Stated goal: Put the lines of the data below into a JSON list of strings, one string per line and no blank lines. Begin at the line that has "top-spike-point — [228, 73, 237, 82]" and stop after the line that has "bottom-x-tick-label: 12 —".

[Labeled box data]
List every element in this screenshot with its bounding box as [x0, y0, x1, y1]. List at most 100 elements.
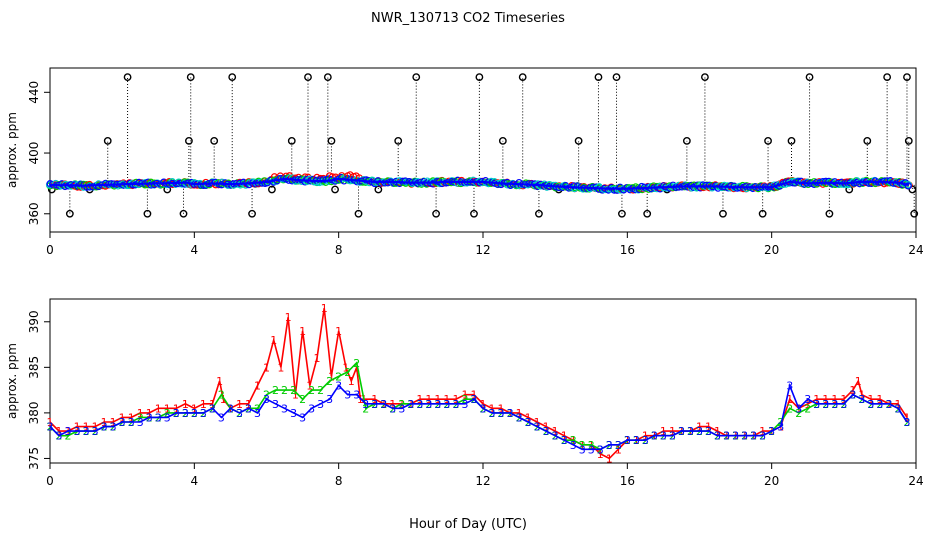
top-spike-point — [228, 73, 237, 82]
bottom-series-2-point: 2 — [65, 430, 72, 443]
top-spike-point — [612, 73, 621, 82]
bottom-series-3-point: 3 — [885, 398, 892, 411]
bottom-series-2-point: 2 — [317, 384, 324, 397]
bottom-series-1-point: 1 — [285, 311, 292, 324]
bottom-series-3-point: 3 — [624, 434, 631, 447]
bottom-series-1-point: 1 — [452, 393, 459, 406]
bottom-series-3-point: 3 — [804, 393, 811, 406]
bottom-series-1-point: 1 — [137, 407, 144, 420]
bottom-x-tick-label: 12 — [475, 474, 490, 488]
bottom-series-3-point: 3 — [516, 411, 523, 424]
bottom-series-3-point: 3 — [714, 430, 721, 443]
top-spike-point — [594, 73, 603, 82]
bottom-series-2-point: 2 — [164, 407, 171, 420]
bottom-series-3-point: 3 — [425, 398, 432, 411]
bottom-series-1-point: 1 — [759, 425, 766, 438]
bottom-series-3-point: 3 — [155, 411, 162, 424]
top-x-tick-label: 20 — [764, 243, 779, 257]
bottom-series-3-point: 3 — [777, 421, 784, 434]
top-spike-point — [432, 209, 440, 218]
top-spike-point — [904, 136, 913, 145]
bottom-series-3-point: 3 — [597, 443, 604, 456]
bottom-series-3-point: 3 — [74, 425, 81, 438]
x-axis-label: Hour of Day (UTC) — [409, 517, 527, 532]
bottom-series-1-point: 1 — [155, 402, 162, 415]
bottom-series-3-point: 3 — [678, 425, 685, 438]
bottom-series-1-point: 1 — [849, 384, 856, 397]
bottom-series-3-point: 3 — [407, 398, 414, 411]
bottom-series-1-point: 1 — [669, 425, 676, 438]
bottom-series-3-point: 3 — [254, 407, 261, 420]
bottom-series-1-point: 1 — [434, 393, 441, 406]
bottom-x-tick-label: 16 — [620, 474, 635, 488]
bottom-series-1-point: 1 — [867, 393, 874, 406]
top-spike-point — [535, 209, 543, 218]
bottom-series-2-point: 2 — [326, 375, 333, 388]
top-x-tick-label: 24 — [908, 243, 923, 257]
bottom-series-1-point: 1 — [443, 393, 450, 406]
bottom-series-1-point: 1 — [615, 443, 622, 456]
bottom-series-1-point: 1 — [254, 380, 261, 393]
bottom-series-2-point: 2 — [263, 389, 270, 402]
top-spike-point — [210, 136, 219, 145]
bottom-series-2-point: 2 — [335, 370, 342, 383]
bottom-series-3-point: 3 — [227, 402, 234, 415]
top-spike-point — [470, 209, 478, 218]
top-baseline-line — [49, 177, 910, 190]
bottom-series-3-point: 3 — [579, 443, 586, 456]
top-spike-point — [787, 136, 796, 145]
bottom-series-3-point: 3 — [380, 398, 387, 411]
bottom-series-3-point: 3 — [209, 402, 216, 415]
bottom-series-1-point: 1 — [525, 411, 532, 424]
top-x-tick-label: 16 — [620, 243, 635, 257]
top-spike-point — [883, 73, 892, 82]
top-baseline-point — [377, 179, 385, 187]
top-spike-point — [186, 73, 195, 82]
bottom-series-3-point: 3 — [687, 425, 694, 438]
bottom-series-3-point: 3 — [335, 380, 342, 393]
bottom-y-tick-label: 380 — [27, 401, 41, 424]
bottom-series-1-point: 1 — [182, 398, 189, 411]
bottom-series-3-point: 3 — [344, 389, 351, 402]
bottom-series-1-point: 1 — [470, 389, 477, 402]
bottom-series-3-point: 3 — [822, 398, 829, 411]
bottom-series-1-point: 1 — [705, 421, 712, 434]
bottom-series-3-point: 3 — [606, 439, 613, 452]
top-baseline-point — [95, 182, 103, 191]
bottom-series-1-line — [49, 307, 908, 460]
bottom-series-3-point: 3 — [83, 425, 90, 438]
bottom-series-3-point: 3 — [759, 430, 766, 443]
bottom-series-1-point: 1 — [855, 375, 862, 388]
bottom-y-axis-label: approx. ppm — [5, 343, 19, 419]
bottom-series-3-point: 3 — [561, 434, 568, 447]
top-spike-point — [374, 185, 383, 194]
bottom-series-3-point: 3 — [281, 402, 288, 415]
top-spike-point — [331, 185, 339, 194]
bottom-series-1-point: 1 — [642, 430, 649, 443]
top-spike-point — [179, 209, 188, 218]
bottom-series-2-point: 2 — [308, 384, 315, 397]
bottom-series-2-point: 2 — [281, 384, 288, 397]
top-spike-point — [758, 209, 767, 218]
bottom-series-3-point: 3 — [308, 402, 315, 415]
bottom-series-3-point: 3 — [119, 416, 126, 429]
bottom-series-1-point: 1 — [292, 389, 299, 402]
bottom-series-2-point: 2 — [290, 384, 297, 397]
bottom-series-3-point: 3 — [543, 425, 550, 438]
bottom-x-tick-label: 20 — [764, 474, 779, 488]
bottom-series-3-point: 3 — [128, 416, 135, 429]
bottom-series-2-point: 2 — [777, 416, 784, 429]
bottom-series-2-point: 2 — [398, 398, 405, 411]
bottom-series-1-point: 1 — [660, 425, 667, 438]
bottom-series-2-point: 2 — [299, 393, 306, 406]
bottom-series-2-point: 2 — [786, 402, 793, 415]
bottom-series-1-point: 1 — [840, 393, 847, 406]
top-y-tick-label: 400 — [27, 142, 41, 165]
bottom-series-3-point: 3 — [552, 430, 559, 443]
bottom-series-1-point: 1 — [858, 389, 865, 402]
bottom-series-1-point: 1 — [277, 361, 284, 374]
bottom-series-3-point: 3 — [876, 398, 883, 411]
bottom-series-1-point: 1 — [164, 402, 171, 415]
bottom-series-2-point: 2 — [795, 407, 802, 420]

Solved problem:
[
  "top-spike-point — [228, 73, 237, 82]",
  "bottom-series-2-point: 2 — [65, 430, 72, 443]",
  "top-spike-point — [612, 73, 621, 82]",
  "bottom-series-3-point: 3 — [885, 398, 892, 411]",
  "bottom-series-2-point: 2 — [317, 384, 324, 397]",
  "bottom-series-1-point: 1 — [285, 311, 292, 324]",
  "bottom-series-3-point: 3 — [624, 434, 631, 447]",
  "bottom-series-1-point: 1 — [452, 393, 459, 406]",
  "bottom-series-3-point: 3 — [804, 393, 811, 406]",
  "bottom-series-1-point: 1 — [137, 407, 144, 420]",
  "bottom-x-tick-label: 12 — [475, 474, 490, 488]"
]